++++ INPUT MATERIAL ++++

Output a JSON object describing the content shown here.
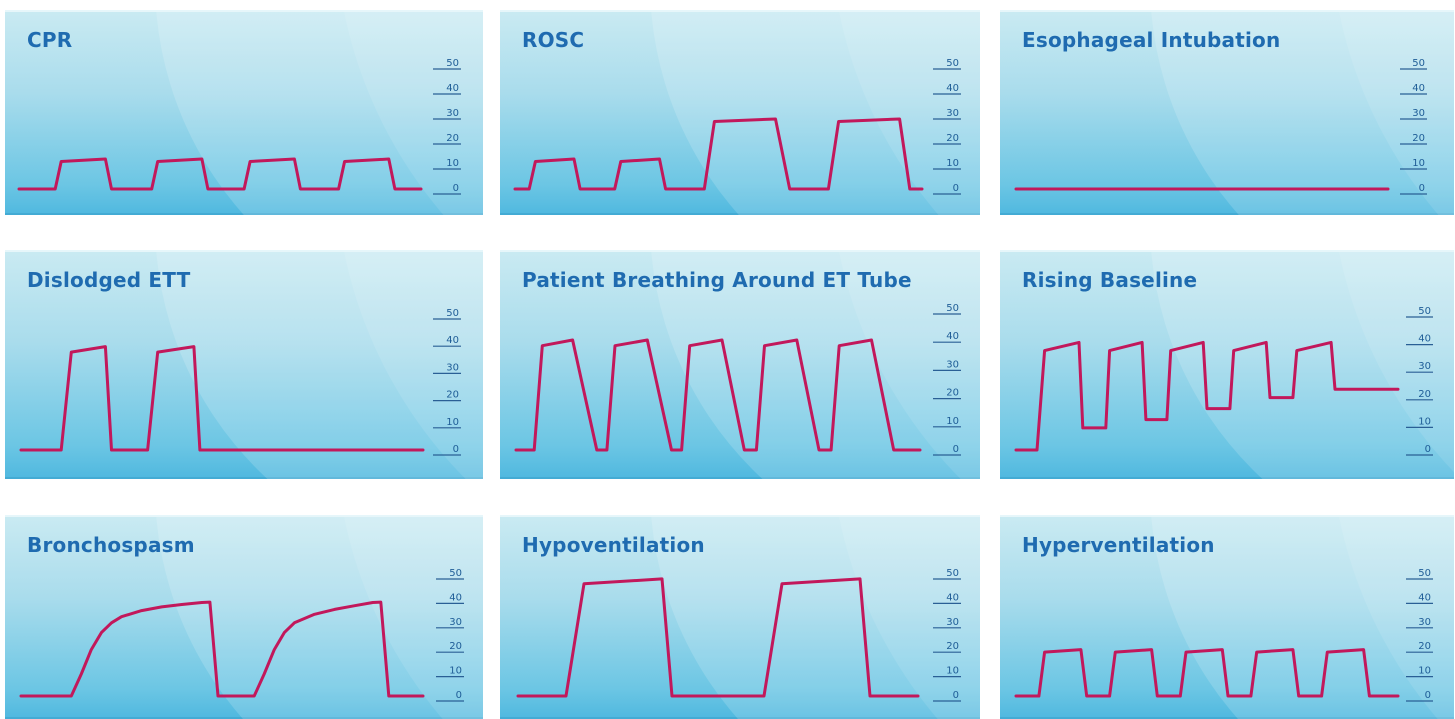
{
  "colors": {
    "trace": "#c2185b",
    "title": "#1f6bb0",
    "panel_light": "#c9eaf2",
    "panel_dark": "#4fb8df",
    "axis": "#2a5f95"
  },
  "chart_data": [
    {
      "type": "line",
      "title": "CPR",
      "ylim": [
        0,
        50
      ],
      "yticks": [
        "50",
        "40",
        "30",
        "20",
        "10",
        "0"
      ],
      "series": [
        {
          "x": [
            0,
            0.09,
            0.105,
            0.215,
            0.23,
            0.33,
            0.345,
            0.455,
            0.47,
            0.56,
            0.575,
            0.685,
            0.7,
            0.795,
            0.81,
            0.92,
            0.935,
            1.0
          ],
          "y": [
            0,
            0,
            11,
            12,
            0,
            0,
            11,
            12,
            0,
            0,
            11,
            12,
            0,
            0,
            11,
            12,
            0,
            0
          ]
        }
      ]
    },
    {
      "type": "line",
      "title": "ROSC",
      "ylim": [
        0,
        50
      ],
      "yticks": [
        "50",
        "40",
        "30",
        "20",
        "10",
        "0"
      ],
      "series": [
        {
          "x": [
            0,
            0.035,
            0.05,
            0.145,
            0.16,
            0.245,
            0.26,
            0.355,
            0.37,
            0.465,
            0.49,
            0.64,
            0.675,
            0.77,
            0.795,
            0.945,
            0.97,
            1.0
          ],
          "y": [
            0,
            0,
            11,
            12,
            0,
            0,
            11,
            12,
            0,
            0,
            27,
            28,
            0,
            0,
            27,
            28,
            0,
            0
          ]
        }
      ]
    },
    {
      "type": "line",
      "title": "Esophageal Intubation",
      "ylim": [
        0,
        50
      ],
      "yticks": [
        "50",
        "40",
        "30",
        "20",
        "10",
        "0"
      ],
      "series": [
        {
          "x": [
            0,
            1.0
          ],
          "y": [
            0,
            0
          ]
        }
      ]
    },
    {
      "type": "line",
      "title": "Dislodged ETT",
      "ylim": [
        0,
        50
      ],
      "yticks": [
        "50",
        "40",
        "30",
        "20",
        "10",
        "0"
      ],
      "series": [
        {
          "x": [
            0,
            0.1,
            0.125,
            0.21,
            0.225,
            0.315,
            0.34,
            0.43,
            0.445,
            1.0
          ],
          "y": [
            0,
            0,
            36,
            38,
            0,
            0,
            36,
            38,
            0,
            0
          ]
        }
      ]
    },
    {
      "type": "line",
      "title": "Patient Breathing Around ET Tube",
      "ylim": [
        0,
        50
      ],
      "yticks": [
        "50",
        "40",
        "30",
        "20",
        "10",
        "0"
      ],
      "series": [
        {
          "x": [
            0,
            0.045,
            0.065,
            0.14,
            0.2,
            0.225,
            0.245,
            0.325,
            0.385,
            0.41,
            0.43,
            0.51,
            0.565,
            0.595,
            0.615,
            0.695,
            0.75,
            0.78,
            0.8,
            0.88,
            0.935,
            0.96,
            1.0
          ],
          "y": [
            0,
            0,
            37,
            39,
            0,
            0,
            37,
            39,
            0,
            0,
            37,
            39,
            0,
            0,
            37,
            39,
            0,
            0,
            37,
            39,
            0,
            0,
            0
          ]
        }
      ]
    },
    {
      "type": "line",
      "title": "Rising Baseline",
      "ylim": [
        0,
        50
      ],
      "yticks": [
        "50",
        "40",
        "30",
        "20",
        "10",
        "0"
      ],
      "series": [
        {
          "x": [
            0,
            0.055,
            0.075,
            0.165,
            0.175,
            0.235,
            0.245,
            0.33,
            0.34,
            0.395,
            0.405,
            0.49,
            0.5,
            0.56,
            0.57,
            0.655,
            0.665,
            0.725,
            0.735,
            0.825,
            0.835,
            0.89,
            0.9,
            1.0
          ],
          "y": [
            0,
            0,
            36,
            39,
            8,
            8,
            36,
            39,
            11,
            11,
            36,
            39,
            15,
            15,
            36,
            39,
            19,
            19,
            36,
            39,
            22,
            22,
            22,
            22
          ]
        }
      ]
    },
    {
      "type": "line",
      "title": "Bronchospasm",
      "ylim": [
        0,
        50
      ],
      "yticks": [
        "50",
        "40",
        "30",
        "20",
        "10",
        "0"
      ],
      "series": [
        {
          "x": [
            0,
            0.125,
            0.15,
            0.175,
            0.2,
            0.225,
            0.25,
            0.3,
            0.35,
            0.4,
            0.45,
            0.47,
            0.49,
            0.58,
            0.605,
            0.63,
            0.655,
            0.68,
            0.73,
            0.78,
            0.83,
            0.875,
            0.895,
            0.915,
            1.0
          ],
          "y": [
            0,
            0,
            9,
            19,
            26,
            30,
            32.5,
            35,
            36.5,
            37.5,
            38.3,
            38.5,
            0,
            0,
            9,
            19,
            26,
            30,
            33.5,
            35.5,
            37,
            38.3,
            38.5,
            0,
            0
          ]
        }
      ]
    },
    {
      "type": "line",
      "title": "Hypoventilation",
      "ylim": [
        0,
        50
      ],
      "yticks": [
        "50",
        "40",
        "30",
        "20",
        "10",
        "0"
      ],
      "series": [
        {
          "x": [
            0,
            0.12,
            0.165,
            0.36,
            0.385,
            0.615,
            0.66,
            0.855,
            0.88,
            1.0
          ],
          "y": [
            0,
            0,
            46,
            48,
            0,
            0,
            46,
            48,
            0,
            0
          ]
        }
      ]
    },
    {
      "type": "line",
      "title": "Hyperventilation",
      "ylim": [
        0,
        50
      ],
      "yticks": [
        "50",
        "40",
        "30",
        "20",
        "10",
        "0"
      ],
      "series": [
        {
          "x": [
            0,
            0.06,
            0.075,
            0.17,
            0.185,
            0.245,
            0.26,
            0.355,
            0.37,
            0.43,
            0.445,
            0.54,
            0.555,
            0.615,
            0.63,
            0.725,
            0.74,
            0.8,
            0.815,
            0.91,
            0.925,
            1.0
          ],
          "y": [
            0,
            0,
            18,
            19,
            0,
            0,
            18,
            19,
            0,
            0,
            18,
            19,
            0,
            0,
            18,
            19,
            0,
            0,
            18,
            19,
            0,
            0
          ]
        }
      ]
    }
  ]
}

++++

• _WHAT TO PRODUCE_: Restate the data above word for word. Do not include the images.

• _ANSWER IN FULL_:
Output a JSON object describing the content shown here.
{
  "colors": {
    "trace": "#c2185b",
    "title": "#1f6bb0",
    "panel_light": "#c9eaf2",
    "panel_dark": "#4fb8df",
    "axis": "#2a5f95"
  },
  "chart_data": [
    {
      "type": "line",
      "title": "CPR",
      "ylim": [
        0,
        50
      ],
      "yticks": [
        "50",
        "40",
        "30",
        "20",
        "10",
        "0"
      ],
      "series": [
        {
          "x": [
            0,
            0.09,
            0.105,
            0.215,
            0.23,
            0.33,
            0.345,
            0.455,
            0.47,
            0.56,
            0.575,
            0.685,
            0.7,
            0.795,
            0.81,
            0.92,
            0.935,
            1.0
          ],
          "y": [
            0,
            0,
            11,
            12,
            0,
            0,
            11,
            12,
            0,
            0,
            11,
            12,
            0,
            0,
            11,
            12,
            0,
            0
          ]
        }
      ]
    },
    {
      "type": "line",
      "title": "ROSC",
      "ylim": [
        0,
        50
      ],
      "yticks": [
        "50",
        "40",
        "30",
        "20",
        "10",
        "0"
      ],
      "series": [
        {
          "x": [
            0,
            0.035,
            0.05,
            0.145,
            0.16,
            0.245,
            0.26,
            0.355,
            0.37,
            0.465,
            0.49,
            0.64,
            0.675,
            0.77,
            0.795,
            0.945,
            0.97,
            1.0
          ],
          "y": [
            0,
            0,
            11,
            12,
            0,
            0,
            11,
            12,
            0,
            0,
            27,
            28,
            0,
            0,
            27,
            28,
            0,
            0
          ]
        }
      ]
    },
    {
      "type": "line",
      "title": "Esophageal Intubation",
      "ylim": [
        0,
        50
      ],
      "yticks": [
        "50",
        "40",
        "30",
        "20",
        "10",
        "0"
      ],
      "series": [
        {
          "x": [
            0,
            1.0
          ],
          "y": [
            0,
            0
          ]
        }
      ]
    },
    {
      "type": "line",
      "title": "Dislodged ETT",
      "ylim": [
        0,
        50
      ],
      "yticks": [
        "50",
        "40",
        "30",
        "20",
        "10",
        "0"
      ],
      "series": [
        {
          "x": [
            0,
            0.1,
            0.125,
            0.21,
            0.225,
            0.315,
            0.34,
            0.43,
            0.445,
            1.0
          ],
          "y": [
            0,
            0,
            36,
            38,
            0,
            0,
            36,
            38,
            0,
            0
          ]
        }
      ]
    },
    {
      "type": "line",
      "title": "Patient Breathing Around ET Tube",
      "ylim": [
        0,
        50
      ],
      "yticks": [
        "50",
        "40",
        "30",
        "20",
        "10",
        "0"
      ],
      "series": [
        {
          "x": [
            0,
            0.045,
            0.065,
            0.14,
            0.2,
            0.225,
            0.245,
            0.325,
            0.385,
            0.41,
            0.43,
            0.51,
            0.565,
            0.595,
            0.615,
            0.695,
            0.75,
            0.78,
            0.8,
            0.88,
            0.935,
            0.96,
            1.0
          ],
          "y": [
            0,
            0,
            37,
            39,
            0,
            0,
            37,
            39,
            0,
            0,
            37,
            39,
            0,
            0,
            37,
            39,
            0,
            0,
            37,
            39,
            0,
            0,
            0
          ]
        }
      ]
    },
    {
      "type": "line",
      "title": "Rising Baseline",
      "ylim": [
        0,
        50
      ],
      "yticks": [
        "50",
        "40",
        "30",
        "20",
        "10",
        "0"
      ],
      "series": [
        {
          "x": [
            0,
            0.055,
            0.075,
            0.165,
            0.175,
            0.235,
            0.245,
            0.33,
            0.34,
            0.395,
            0.405,
            0.49,
            0.5,
            0.56,
            0.57,
            0.655,
            0.665,
            0.725,
            0.735,
            0.825,
            0.835,
            0.89,
            0.9,
            1.0
          ],
          "y": [
            0,
            0,
            36,
            39,
            8,
            8,
            36,
            39,
            11,
            11,
            36,
            39,
            15,
            15,
            36,
            39,
            19,
            19,
            36,
            39,
            22,
            22,
            22,
            22
          ]
        }
      ]
    },
    {
      "type": "line",
      "title": "Bronchospasm",
      "ylim": [
        0,
        50
      ],
      "yticks": [
        "50",
        "40",
        "30",
        "20",
        "10",
        "0"
      ],
      "series": [
        {
          "x": [
            0,
            0.125,
            0.15,
            0.175,
            0.2,
            0.225,
            0.25,
            0.3,
            0.35,
            0.4,
            0.45,
            0.47,
            0.49,
            0.58,
            0.605,
            0.63,
            0.655,
            0.68,
            0.73,
            0.78,
            0.83,
            0.875,
            0.895,
            0.915,
            1.0
          ],
          "y": [
            0,
            0,
            9,
            19,
            26,
            30,
            32.5,
            35,
            36.5,
            37.5,
            38.3,
            38.5,
            0,
            0,
            9,
            19,
            26,
            30,
            33.5,
            35.5,
            37,
            38.3,
            38.5,
            0,
            0
          ]
        }
      ]
    },
    {
      "type": "line",
      "title": "Hypoventilation",
      "ylim": [
        0,
        50
      ],
      "yticks": [
        "50",
        "40",
        "30",
        "20",
        "10",
        "0"
      ],
      "series": [
        {
          "x": [
            0,
            0.12,
            0.165,
            0.36,
            0.385,
            0.615,
            0.66,
            0.855,
            0.88,
            1.0
          ],
          "y": [
            0,
            0,
            46,
            48,
            0,
            0,
            46,
            48,
            0,
            0
          ]
        }
      ]
    },
    {
      "type": "line",
      "title": "Hyperventilation",
      "ylim": [
        0,
        50
      ],
      "yticks": [
        "50",
        "40",
        "30",
        "20",
        "10",
        "0"
      ],
      "series": [
        {
          "x": [
            0,
            0.06,
            0.075,
            0.17,
            0.185,
            0.245,
            0.26,
            0.355,
            0.37,
            0.43,
            0.445,
            0.54,
            0.555,
            0.615,
            0.63,
            0.725,
            0.74,
            0.8,
            0.815,
            0.91,
            0.925,
            1.0
          ],
          "y": [
            0,
            0,
            18,
            19,
            0,
            0,
            18,
            19,
            0,
            0,
            18,
            19,
            0,
            0,
            18,
            19,
            0,
            0,
            18,
            19,
            0,
            0
          ]
        }
      ]
    }
  ]
}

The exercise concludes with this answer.